━━━━━ DATA TO USE
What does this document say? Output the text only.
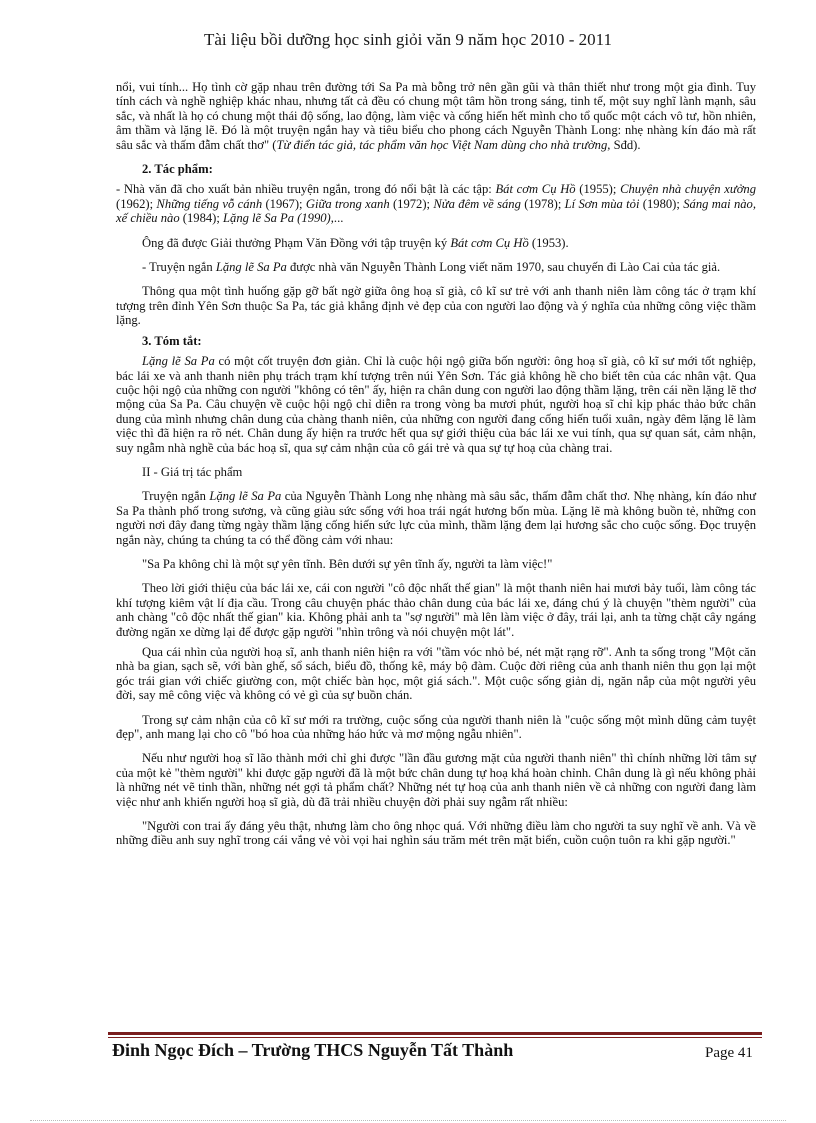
Tài liệu bồi dưỡng học sinh giỏi văn 9 năm học 2010 - 2011

nổi, vui tính... Họ tình cờ gặp nhau trên đường tới Sa Pa mà bỗng trở nên gần gũi và thân thiết như trong một gia đình. Tuy tính cách và nghề nghiệp khác nhau, nhưng tất cả đều có chung một tâm hồn trong sáng, tinh tế, một suy nghĩ lành mạnh, sâu sắc, và nhất là họ có chung một thái độ sống, lao động, làm việc và cống hiến hết mình cho tổ quốc một cách vô tư, hồn nhiên, âm thầm và lặng lẽ. Đó là một truyện ngắn hay và tiêu biểu cho phong cách Nguyễn Thành Long: nhẹ nhàng kín đáo mà rất sâu sắc và thấm đẫm chất thơ" (Từ điển tác giả, tác phẩm văn học Việt Nam dùng cho nhà trường, Sđd).

2. Tác phẩm:

- Nhà văn đã cho xuất bản nhiều truyện ngắn, trong đó nổi bật là các tập: Bát cơm Cụ Hồ (1955); Chuyện nhà chuyện xưởng (1962); Những tiếng vỗ cánh (1967); Giữa trong xanh (1972); Nửa đêm về sáng (1978); Lí Sơn mùa tỏi (1980); Sáng mai nào, xế chiều nào (1984); Lặng lẽ Sa Pa (1990),...

Ông đã được Giải thưởng Phạm Văn Đồng với tập truyện ký Bát cơm Cụ Hồ (1953).

- Truyện ngắn Lặng lẽ Sa Pa được nhà văn Nguyễn Thành Long viết năm 1970, sau chuyến đi Lào Cai của tác giả.

Thông qua một tình huống gặp gỡ bất ngờ giữa ông hoạ sĩ già, cô kĩ sư trẻ với anh thanh niên làm công tác ở trạm khí tượng trên đỉnh Yên Sơn thuộc Sa Pa, tác giả khẳng định vẻ đẹp của con người lao động và ý nghĩa của những công việc thầm lặng.

3. Tóm tắt:

Lặng lẽ Sa Pa có một cốt truyện đơn giản. Chỉ là cuộc hội ngộ giữa bốn người: ông hoạ sĩ già, cô kĩ sư mới tốt nghiệp, bác lái xe và anh thanh niên phụ trách trạm khí tượng trên núi Yên Sơn. Tác giả không hề cho biết tên của các nhân vật. Qua cuộc hội ngộ của những con người "không có tên" ấy, hiện ra chân dung con người lao động thầm lặng, trên cái nền lặng lẽ thơ mộng của Sa Pa. Câu chuyện về cuộc hội ngộ chỉ diễn ra trong vòng ba mươi phút, người hoạ sĩ chỉ kịp phác thảo bức chân dung của mình nhưng chân dung của chàng thanh niên, của những con người đang cống hiến tuổi xuân, ngày đêm lặng lẽ làm việc thì đã hiện ra rõ nét. Chân dung ấy hiện ra trước hết qua sự giới thiệu của bác lái xe vui tính, qua sự quan sát, cảm nhận, suy ngẫm nhà nghề của bác hoạ sĩ, qua sự cảm nhận của cô gái trẻ và qua sự tự hoạ của chàng trai.

II - Giá trị tác phẩm

Truyện ngắn Lặng lẽ Sa Pa của Nguyễn Thành Long nhẹ nhàng mà sâu sắc, thấm đẫm chất thơ. Nhẹ nhàng, kín đáo như Sa Pa thành phố trong sương, và cũng giàu sức sống với hoa trái ngát hương bốn mùa. Lặng lẽ mà không buồn tẻ, những con người nơi đây đang từng ngày thầm lặng cống hiến sức lực của mình, thầm lặng đem lại hương sắc cho cuộc sống. Đọc truyện ngắn này, chúng ta chúng ta có thể đồng cảm với nhau:

"Sa Pa không chỉ là một sự yên tĩnh. Bên dưới sự yên tĩnh ấy, người ta làm việc!"

Theo lời giới thiệu của bác lái xe, cái con người "cô độc nhất thế gian" là một thanh niên hai mươi bảy tuổi, làm công tác khí tượng kiêm vật lí địa cầu. Trong câu chuyện phác thảo chân dung của bác lái xe, đáng chú ý là chuyện "thèm người" của anh chàng "cô độc nhất thế gian" kia. Không phải anh ta "sợ người" mà lên làm việc ở đây, trái lại, anh ta từng chặt cây ngáng đường ngăn xe dừng lại để được gặp người "nhìn trông và nói chuyện một lát".

Qua cái nhìn của người hoạ sĩ, anh thanh niên hiện ra với "tầm vóc nhỏ bé, nét mặt rạng rỡ". Anh ta sống trong "Một căn nhà ba gian, sạch sẽ, với bàn ghế, sổ sách, biểu đồ, thống kê, máy bộ đàm. Cuộc đời riêng của anh thanh niên thu gọn lại một góc trái gian với chiếc giường con, một chiếc bàn học, một giá sách.". Một cuộc sống giản dị, ngăn nắp của một người yêu đời, say mê công việc và không có vẻ gì của sự buồn chán.

Trong sự cảm nhận của cô kĩ sư mới ra trường, cuộc sống của người thanh niên là "cuộc sống một mình dũng cảm tuyệt đẹp", anh mang lại cho cô "bó hoa của những háo hức và mơ mộng ngẫu nhiên".

Nếu như người hoạ sĩ lão thành mới chỉ ghi được "lần đầu gương mặt của người thanh niên" thì chính những lời tâm sự của một kẻ "thèm người" khi được gặp người đã là một bức chân dung tự hoạ khá hoàn chỉnh. Chân dung là gì nếu không phải là những nét vẽ tinh thần, những nét gợi tả phẩm chất? Những nét tự hoạ của anh thanh niên về cả những con người đang làm việc như anh khiến người hoạ sĩ già, dù đã trải nhiều chuyện đời phải suy ngẫm rất nhiều:

"Người con trai ấy đáng yêu thật, nhưng làm cho ông nhọc quá. Với những điều làm cho người ta suy nghĩ về anh. Và về những điều anh suy nghĩ trong cái vắng vẻ vòi vọi hai nghìn sáu trăm mét trên mặt biển, cuồn cuộn tuôn ra khi gặp người."

Đinh Ngọc Đích – Trường THCS Nguyễn Tất Thành	Page 41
━━━━━━━━━━
WHAT TO WORK ON ▸ Working from the listing above, pick out every line that has "nghiệp" and copy it.

COMPLETED EXERCISE ▸
nổi, vui tính... Họ tình cờ gặp nhau trên đường tới Sa Pa mà bỗng trở nên gần gũi và thân thiết như trong một gia đình. Tuy tính cách và nghề nghiệp khác nhau, nhưng tất cả đều có chung một tâm hồn trong sáng, tinh tế, một suy nghĩ lành mạnh, sâu sắc, và nhất là họ có chung một thái độ sống, lao động, làm việc và cống hiến hết mình cho tổ quốc một cách vô tư, hồn nhiên, âm thầm và lặng lẽ. Đó là một truyện ngắn hay và tiêu biểu cho phong cách Nguyễn Thành Long: nhẹ nhàng kín đáo mà rất sâu sắc và thấm đẫm chất thơ" (Từ điển tác giả, tác phẩm văn học Việt Nam dùng cho nhà trường, Sđd).
Lặng lẽ Sa Pa có một cốt truyện đơn giản. Chỉ là cuộc hội ngộ giữa bốn người: ông hoạ sĩ già, cô kĩ sư mới tốt nghiệp, bác lái xe và anh thanh niên phụ trách trạm khí tượng trên núi Yên Sơn. Tác giả không hề cho biết tên của các nhân vật. Qua cuộc hội ngộ của những con người "không có tên" ấy, hiện ra chân dung con người lao động thầm lặng, trên cái nền lặng lẽ thơ mộng của Sa Pa. Câu chuyện về cuộc hội ngộ chỉ diễn ra trong vòng ba mươi phút, người hoạ sĩ chỉ kịp phác thảo bức chân dung của mình nhưng chân dung của chàng thanh niên, của những con người đang cống hiến tuổi xuân, ngày đêm lặng lẽ làm việc thì đã hiện ra rõ nét. Chân dung ấy hiện ra trước hết qua sự giới thiệu của bác lái xe vui tính, qua sự quan sát, cảm nhận, suy ngẫm nhà nghề của bác hoạ sĩ, qua sự cảm nhận của cô gái trẻ và qua sự tự hoạ của chàng trai.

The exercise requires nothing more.